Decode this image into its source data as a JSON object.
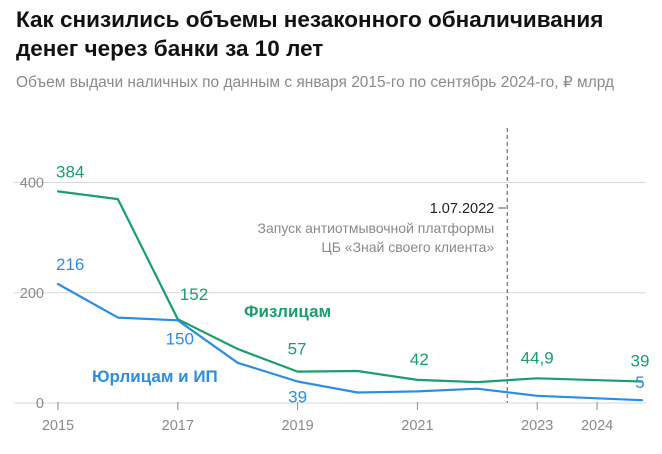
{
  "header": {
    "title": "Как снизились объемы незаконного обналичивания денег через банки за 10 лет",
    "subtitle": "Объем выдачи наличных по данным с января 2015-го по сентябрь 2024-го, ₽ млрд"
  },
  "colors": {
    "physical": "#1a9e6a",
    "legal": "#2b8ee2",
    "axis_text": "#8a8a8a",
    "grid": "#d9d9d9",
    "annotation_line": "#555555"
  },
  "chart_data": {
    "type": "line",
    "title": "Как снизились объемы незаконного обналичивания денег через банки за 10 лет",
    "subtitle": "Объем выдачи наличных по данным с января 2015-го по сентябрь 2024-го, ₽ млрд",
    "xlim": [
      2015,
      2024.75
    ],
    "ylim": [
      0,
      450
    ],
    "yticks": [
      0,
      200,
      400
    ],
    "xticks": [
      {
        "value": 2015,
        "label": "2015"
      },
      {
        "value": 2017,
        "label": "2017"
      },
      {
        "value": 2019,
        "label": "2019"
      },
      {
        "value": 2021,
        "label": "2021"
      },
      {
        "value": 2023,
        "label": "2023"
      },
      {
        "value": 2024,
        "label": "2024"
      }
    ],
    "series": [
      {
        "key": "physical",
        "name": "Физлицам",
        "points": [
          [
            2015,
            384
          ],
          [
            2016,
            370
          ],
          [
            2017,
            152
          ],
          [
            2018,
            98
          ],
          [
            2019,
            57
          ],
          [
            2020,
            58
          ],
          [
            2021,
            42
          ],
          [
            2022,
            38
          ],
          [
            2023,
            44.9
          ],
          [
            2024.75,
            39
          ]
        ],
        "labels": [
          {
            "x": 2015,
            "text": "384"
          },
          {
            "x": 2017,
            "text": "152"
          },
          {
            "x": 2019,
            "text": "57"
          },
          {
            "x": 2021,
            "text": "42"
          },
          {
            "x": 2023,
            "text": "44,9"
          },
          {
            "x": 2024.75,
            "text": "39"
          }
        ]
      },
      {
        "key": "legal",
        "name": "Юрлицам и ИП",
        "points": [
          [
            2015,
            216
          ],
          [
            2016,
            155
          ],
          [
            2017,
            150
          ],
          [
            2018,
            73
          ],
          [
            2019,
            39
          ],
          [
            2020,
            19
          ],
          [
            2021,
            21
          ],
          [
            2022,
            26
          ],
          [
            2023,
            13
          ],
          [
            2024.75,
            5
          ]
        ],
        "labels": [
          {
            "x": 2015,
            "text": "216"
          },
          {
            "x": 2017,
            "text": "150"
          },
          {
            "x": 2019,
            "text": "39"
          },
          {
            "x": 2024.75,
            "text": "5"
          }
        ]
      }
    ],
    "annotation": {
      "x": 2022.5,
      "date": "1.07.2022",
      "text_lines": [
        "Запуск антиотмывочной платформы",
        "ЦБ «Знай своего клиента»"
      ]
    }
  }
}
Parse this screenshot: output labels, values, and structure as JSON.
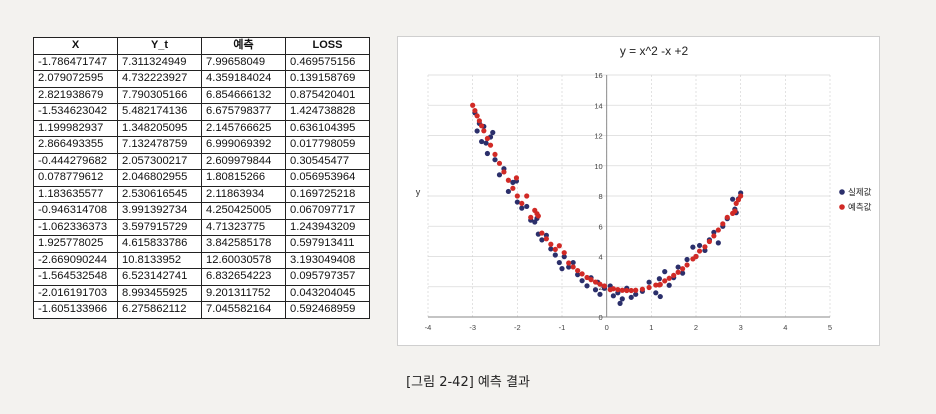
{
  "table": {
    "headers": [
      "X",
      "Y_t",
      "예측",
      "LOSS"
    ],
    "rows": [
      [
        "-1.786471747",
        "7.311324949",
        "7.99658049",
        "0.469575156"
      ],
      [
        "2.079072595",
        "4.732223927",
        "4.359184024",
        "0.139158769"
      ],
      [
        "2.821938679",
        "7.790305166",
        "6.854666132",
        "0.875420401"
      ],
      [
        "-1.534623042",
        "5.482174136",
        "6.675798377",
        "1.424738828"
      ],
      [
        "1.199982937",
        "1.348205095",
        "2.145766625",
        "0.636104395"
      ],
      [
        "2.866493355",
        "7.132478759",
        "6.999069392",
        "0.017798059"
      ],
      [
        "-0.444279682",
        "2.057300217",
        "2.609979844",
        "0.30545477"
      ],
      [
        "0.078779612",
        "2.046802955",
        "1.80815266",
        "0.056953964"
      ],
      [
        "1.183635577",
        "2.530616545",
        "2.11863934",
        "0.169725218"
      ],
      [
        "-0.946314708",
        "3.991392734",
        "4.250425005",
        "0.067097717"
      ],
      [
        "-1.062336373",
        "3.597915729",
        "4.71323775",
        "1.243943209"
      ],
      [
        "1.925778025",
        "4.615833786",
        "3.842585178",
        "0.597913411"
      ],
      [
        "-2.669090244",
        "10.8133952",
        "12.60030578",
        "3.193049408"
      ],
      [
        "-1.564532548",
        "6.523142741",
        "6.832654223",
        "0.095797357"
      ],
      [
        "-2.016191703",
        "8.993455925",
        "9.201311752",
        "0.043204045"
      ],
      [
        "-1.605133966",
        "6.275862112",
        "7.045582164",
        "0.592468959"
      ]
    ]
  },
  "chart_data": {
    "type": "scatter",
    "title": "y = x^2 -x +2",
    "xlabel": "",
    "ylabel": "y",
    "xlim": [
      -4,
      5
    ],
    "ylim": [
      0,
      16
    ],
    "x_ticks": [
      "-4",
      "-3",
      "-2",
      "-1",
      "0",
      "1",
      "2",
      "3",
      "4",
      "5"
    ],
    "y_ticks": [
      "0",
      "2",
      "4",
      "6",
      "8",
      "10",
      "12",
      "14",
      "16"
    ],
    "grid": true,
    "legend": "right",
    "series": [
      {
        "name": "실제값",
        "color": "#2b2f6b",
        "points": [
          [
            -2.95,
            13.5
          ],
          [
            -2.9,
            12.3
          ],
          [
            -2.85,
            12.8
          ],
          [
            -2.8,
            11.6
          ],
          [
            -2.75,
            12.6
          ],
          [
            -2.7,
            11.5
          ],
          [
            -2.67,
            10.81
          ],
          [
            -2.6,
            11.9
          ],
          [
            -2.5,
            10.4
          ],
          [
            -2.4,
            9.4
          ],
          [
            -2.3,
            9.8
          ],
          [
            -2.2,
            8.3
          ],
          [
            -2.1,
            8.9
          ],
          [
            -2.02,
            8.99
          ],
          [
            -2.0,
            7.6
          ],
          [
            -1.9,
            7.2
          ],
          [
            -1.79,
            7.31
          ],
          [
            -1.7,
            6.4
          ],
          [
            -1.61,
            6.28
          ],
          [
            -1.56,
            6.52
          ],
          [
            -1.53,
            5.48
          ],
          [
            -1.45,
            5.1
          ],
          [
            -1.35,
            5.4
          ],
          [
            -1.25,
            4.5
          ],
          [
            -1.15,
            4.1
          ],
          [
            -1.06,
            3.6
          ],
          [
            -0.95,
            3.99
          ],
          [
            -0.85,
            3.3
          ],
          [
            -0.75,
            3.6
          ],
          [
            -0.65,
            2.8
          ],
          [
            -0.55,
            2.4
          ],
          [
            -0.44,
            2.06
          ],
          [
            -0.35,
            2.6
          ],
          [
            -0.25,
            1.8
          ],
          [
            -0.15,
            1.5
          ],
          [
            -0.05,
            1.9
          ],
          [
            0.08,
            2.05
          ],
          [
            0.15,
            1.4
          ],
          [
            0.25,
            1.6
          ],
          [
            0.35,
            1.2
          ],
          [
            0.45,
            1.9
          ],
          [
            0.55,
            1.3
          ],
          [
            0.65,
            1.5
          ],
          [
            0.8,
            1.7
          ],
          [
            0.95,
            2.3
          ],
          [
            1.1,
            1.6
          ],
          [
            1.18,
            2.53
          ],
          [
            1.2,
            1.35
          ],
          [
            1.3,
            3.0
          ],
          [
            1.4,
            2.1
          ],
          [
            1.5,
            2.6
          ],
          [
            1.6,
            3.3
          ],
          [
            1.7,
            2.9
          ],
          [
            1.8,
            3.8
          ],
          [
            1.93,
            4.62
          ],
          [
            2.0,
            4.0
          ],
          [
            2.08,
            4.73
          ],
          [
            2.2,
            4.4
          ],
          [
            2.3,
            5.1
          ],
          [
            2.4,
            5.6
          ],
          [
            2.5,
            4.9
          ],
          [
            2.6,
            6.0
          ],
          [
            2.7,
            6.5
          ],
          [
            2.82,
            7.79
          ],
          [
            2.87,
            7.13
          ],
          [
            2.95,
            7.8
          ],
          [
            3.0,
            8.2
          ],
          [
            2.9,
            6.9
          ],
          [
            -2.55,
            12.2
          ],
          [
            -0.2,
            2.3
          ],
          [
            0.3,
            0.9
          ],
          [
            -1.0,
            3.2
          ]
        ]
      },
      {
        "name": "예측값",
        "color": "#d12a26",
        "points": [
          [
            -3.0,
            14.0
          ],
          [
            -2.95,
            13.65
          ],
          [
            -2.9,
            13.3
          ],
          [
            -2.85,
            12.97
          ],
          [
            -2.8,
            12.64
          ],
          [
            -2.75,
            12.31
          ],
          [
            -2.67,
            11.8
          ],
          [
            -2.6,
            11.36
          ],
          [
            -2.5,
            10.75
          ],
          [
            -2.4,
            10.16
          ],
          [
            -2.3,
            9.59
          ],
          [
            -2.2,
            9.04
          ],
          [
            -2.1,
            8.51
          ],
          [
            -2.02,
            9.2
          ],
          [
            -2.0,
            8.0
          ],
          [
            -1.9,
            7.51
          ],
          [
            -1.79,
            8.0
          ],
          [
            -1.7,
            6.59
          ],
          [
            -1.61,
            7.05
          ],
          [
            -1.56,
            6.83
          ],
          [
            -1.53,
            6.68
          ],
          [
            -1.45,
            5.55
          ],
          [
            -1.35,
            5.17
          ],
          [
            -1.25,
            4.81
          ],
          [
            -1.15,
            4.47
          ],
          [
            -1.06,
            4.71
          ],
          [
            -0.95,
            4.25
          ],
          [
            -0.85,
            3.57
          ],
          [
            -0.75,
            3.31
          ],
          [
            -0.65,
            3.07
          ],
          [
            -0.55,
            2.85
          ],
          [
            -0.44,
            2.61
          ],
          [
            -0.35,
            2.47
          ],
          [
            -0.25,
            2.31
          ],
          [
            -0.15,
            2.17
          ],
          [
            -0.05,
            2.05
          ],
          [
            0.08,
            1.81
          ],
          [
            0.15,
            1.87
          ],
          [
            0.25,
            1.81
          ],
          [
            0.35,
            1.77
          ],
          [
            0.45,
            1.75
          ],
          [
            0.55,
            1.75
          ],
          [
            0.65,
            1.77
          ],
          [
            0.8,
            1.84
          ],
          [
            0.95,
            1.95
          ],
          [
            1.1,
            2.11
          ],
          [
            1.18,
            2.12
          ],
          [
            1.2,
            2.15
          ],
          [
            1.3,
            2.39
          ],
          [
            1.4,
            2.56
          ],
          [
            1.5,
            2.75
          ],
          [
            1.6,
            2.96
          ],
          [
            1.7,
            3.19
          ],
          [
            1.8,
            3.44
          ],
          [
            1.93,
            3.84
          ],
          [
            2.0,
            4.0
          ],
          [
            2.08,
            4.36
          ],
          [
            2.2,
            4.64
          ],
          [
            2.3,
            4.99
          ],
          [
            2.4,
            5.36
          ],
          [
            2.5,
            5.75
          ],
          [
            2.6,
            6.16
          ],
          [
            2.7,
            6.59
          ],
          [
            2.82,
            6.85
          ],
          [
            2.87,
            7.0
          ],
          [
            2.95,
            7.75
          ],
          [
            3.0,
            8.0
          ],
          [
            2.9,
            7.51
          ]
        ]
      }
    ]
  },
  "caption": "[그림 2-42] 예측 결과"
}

Exercise description: State the number of lines in the records that include "выдачи", and write nothing else.

Response to this task: 2